» YOUR TASK: Output the material beneath exactly, leaving nothing out.

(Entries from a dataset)
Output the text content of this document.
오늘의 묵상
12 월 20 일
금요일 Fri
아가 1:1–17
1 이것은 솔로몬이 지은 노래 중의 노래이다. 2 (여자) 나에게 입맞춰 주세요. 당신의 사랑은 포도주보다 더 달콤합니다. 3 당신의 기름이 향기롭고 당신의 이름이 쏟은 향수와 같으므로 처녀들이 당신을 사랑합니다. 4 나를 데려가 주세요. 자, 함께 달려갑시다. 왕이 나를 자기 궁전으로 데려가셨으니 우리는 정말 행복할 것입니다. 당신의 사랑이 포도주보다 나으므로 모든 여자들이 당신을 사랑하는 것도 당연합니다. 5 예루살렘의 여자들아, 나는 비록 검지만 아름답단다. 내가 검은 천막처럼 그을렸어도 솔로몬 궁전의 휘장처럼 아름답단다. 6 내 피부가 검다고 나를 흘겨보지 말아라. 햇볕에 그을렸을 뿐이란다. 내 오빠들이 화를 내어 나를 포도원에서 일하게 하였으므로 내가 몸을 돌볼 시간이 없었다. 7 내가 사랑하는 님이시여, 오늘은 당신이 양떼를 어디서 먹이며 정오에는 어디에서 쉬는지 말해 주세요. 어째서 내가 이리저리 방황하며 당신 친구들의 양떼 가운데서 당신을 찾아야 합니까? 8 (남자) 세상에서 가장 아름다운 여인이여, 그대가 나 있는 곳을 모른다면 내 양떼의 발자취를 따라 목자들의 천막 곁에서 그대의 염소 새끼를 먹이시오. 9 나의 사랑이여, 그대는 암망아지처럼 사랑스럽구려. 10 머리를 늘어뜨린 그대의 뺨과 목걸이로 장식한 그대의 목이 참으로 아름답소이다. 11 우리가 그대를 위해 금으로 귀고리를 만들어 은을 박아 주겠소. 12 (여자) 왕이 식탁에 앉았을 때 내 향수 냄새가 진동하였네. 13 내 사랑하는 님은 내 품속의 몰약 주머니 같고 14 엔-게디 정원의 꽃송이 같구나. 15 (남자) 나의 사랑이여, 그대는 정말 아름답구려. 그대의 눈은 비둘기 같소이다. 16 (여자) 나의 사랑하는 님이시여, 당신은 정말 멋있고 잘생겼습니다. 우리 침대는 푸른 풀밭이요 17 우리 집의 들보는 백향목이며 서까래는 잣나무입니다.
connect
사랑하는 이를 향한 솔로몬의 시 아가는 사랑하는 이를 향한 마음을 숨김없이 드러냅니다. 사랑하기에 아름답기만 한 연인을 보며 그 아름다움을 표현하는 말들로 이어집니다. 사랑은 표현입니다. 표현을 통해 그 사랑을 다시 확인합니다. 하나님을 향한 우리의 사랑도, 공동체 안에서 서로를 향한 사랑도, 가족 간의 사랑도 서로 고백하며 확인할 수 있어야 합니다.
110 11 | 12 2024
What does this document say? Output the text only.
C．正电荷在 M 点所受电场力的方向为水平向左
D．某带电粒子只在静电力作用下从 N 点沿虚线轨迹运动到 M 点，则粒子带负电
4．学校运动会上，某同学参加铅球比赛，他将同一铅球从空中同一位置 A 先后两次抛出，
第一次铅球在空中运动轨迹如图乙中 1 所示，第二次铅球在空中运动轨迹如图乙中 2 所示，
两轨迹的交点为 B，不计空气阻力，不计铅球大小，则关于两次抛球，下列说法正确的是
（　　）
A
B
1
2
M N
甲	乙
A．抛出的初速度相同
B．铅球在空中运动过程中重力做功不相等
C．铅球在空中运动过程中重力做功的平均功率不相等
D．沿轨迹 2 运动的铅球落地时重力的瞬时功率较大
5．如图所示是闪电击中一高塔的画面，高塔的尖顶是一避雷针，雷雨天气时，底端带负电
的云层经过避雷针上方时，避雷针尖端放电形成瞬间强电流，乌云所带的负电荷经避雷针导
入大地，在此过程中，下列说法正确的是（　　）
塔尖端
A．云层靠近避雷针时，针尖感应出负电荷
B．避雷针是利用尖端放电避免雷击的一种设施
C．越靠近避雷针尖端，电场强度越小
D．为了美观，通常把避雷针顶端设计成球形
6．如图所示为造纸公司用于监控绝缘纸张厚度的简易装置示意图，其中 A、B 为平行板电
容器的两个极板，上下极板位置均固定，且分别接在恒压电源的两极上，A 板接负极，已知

» PROBLEM SOLUTION:
Output the text content of this document.
오늘의 묵상
12 월 20 일
금요일 Fri
아가 1:1–17
1 이것은 솔로몬이 지은 노래 중의 노래이다. 2 (여자) 나에게 입맞춰 주세요. 당신의 사랑은 포도주보다 더 달콤합니다. 3 당신의 기름이 향기롭고 당신의 이름이 쏟은 향수와 같으므로 처녀들이 당신을 사랑합니다. 4 나를 데려가 주세요. 자, 함께 달려갑시다. 왕이 나를 자기 궁전으로 데려가셨으니 우리는 정말 행복할 것입니다. 당신의 사랑이 포도주보다 나으므로 모든 여자들이 당신을 사랑하는 것도 당연합니다. 5 예루살렘의 여자들아, 나는 비록 검지만 아름답단다. 내가 검은 천막처럼 그을렸어도 솔로몬 궁전의 휘장처럼 아름답단다. 6 내 피부가 검다고 나를 흘겨보지 말아라. 햇볕에 그을렸을 뿐이란다. 내 오빠들이 화를 내어 나를 포도원에서 일하게 하였으므로 내가 몸을 돌볼 시간이 없었다. 7 내가 사랑하는 님이시여, 오늘은 당신이 양떼를 어디서 먹이며 정오에는 어디에서 쉬는지 말해 주세요. 어째서 내가 이리저리 방황하며 당신 친구들의 양떼 가운데서 당신을 찾아야 합니까? 8 (남자) 세상에서 가장 아름다운 여인이여, 그대가 나 있는 곳을 모른다면 내 양떼의 발자취를 따라 목자들의 천막 곁에서 그대의 염소 새끼를 먹이시오. 9 나의 사랑이여, 그대는 암망아지처럼 사랑스럽구려. 10 머리를 늘어뜨린 그대의 뺨과 목걸이로 장식한 그대의 목이 참으로 아름답소이다. 11 우리가 그대를 위해 금으로 귀고리를 만들어 은을 박아 주겠소. 12 (여자) 왕이 식탁에 앉았을 때 내 향수 냄새가 진동하였네. 13 내 사랑하는 님은 내 품속의 몰약 주머니 같고 14 엔-게디 정원의 꽃송이 같구나. 15 (남자) 나의 사랑이여, 그대는 정말 아름답구려. 그대의 눈은 비둘기 같소이다. 16 (여자) 나의 사랑하는 님이시여, 당신은 정말 멋있고 잘생겼습니다. 우리 침대는 푸른 풀밭이요 17 우리 집의 들보는 백향목이며 서까래는 잣나무입니다.
connect
사랑하는 이를 향한 솔로몬의 시 아가는 사랑하는 이를 향한 마음을 숨김없이 드러냅니다. 사랑하기에 아름답기만 한 연인을 보며 그 아름다움을 표현하는 말들로 이어집니다. 사랑은 표현입니다. 표현을 통해 그 사랑을 다시 확인합니다. 하나님을 향한 우리의 사랑도, 공동체 안에서 서로를 향한 사랑도, 가족 간의 사랑도 서로 고백하며 확인할 수 있어야 합니다.
110 11 | 12 2024
What does this document say? Output the text only.
C．正电荷在 M 点所受电场力的方向为水平向左
D．某带电粒子只在静电力作用下从 N 点沿虚线轨迹运动到 M 点，则粒子带负电
4．学校运动会上，某同学参加铅球比赛，他将同一铅球从空中同一位置 A 先后两次抛出，
第一次铅球在空中运动轨迹如图乙中 1 所示，第二次铅球在空中运动轨迹如图乙中 2 所示，
两轨迹的交点为 B，不计空气阻力，不计铅球大小，则关于两次抛球，下列说法正确的是
（　　）
A
B
1
2
M N
甲	乙
A．抛出的初速度相同
B．铅球在空中运动过程中重力做功不相等
C．铅球在空中运动过程中重力做功的平均功率不相等
D．沿轨迹 2 运动的铅球落地时重力的瞬时功率较大
5．如图所示是闪电击中一高塔的画面，高塔的尖顶是一避雷针，雷雨天气时，底端带负电
的云层经过避雷针上方时，避雷针尖端放电形成瞬间强电流，乌云所带的负电荷经避雷针导
入大地，在此过程中，下列说法正确的是（　　）
塔尖端
A．云层靠近避雷针时，针尖感应出负电荷
B．避雷针是利用尖端放电避免雷击的一种设施
C．越靠近避雷针尖端，电场强度越小
D．为了美观，通常把避雷针顶端设计成球形
6．如图所示为造纸公司用于监控绝缘纸张厚度的简易装置示意图，其中 A、B 为平行板电
容器的两个极板，上下极板位置均固定，且分别接在恒压电源的两极上，A 板接负极，已知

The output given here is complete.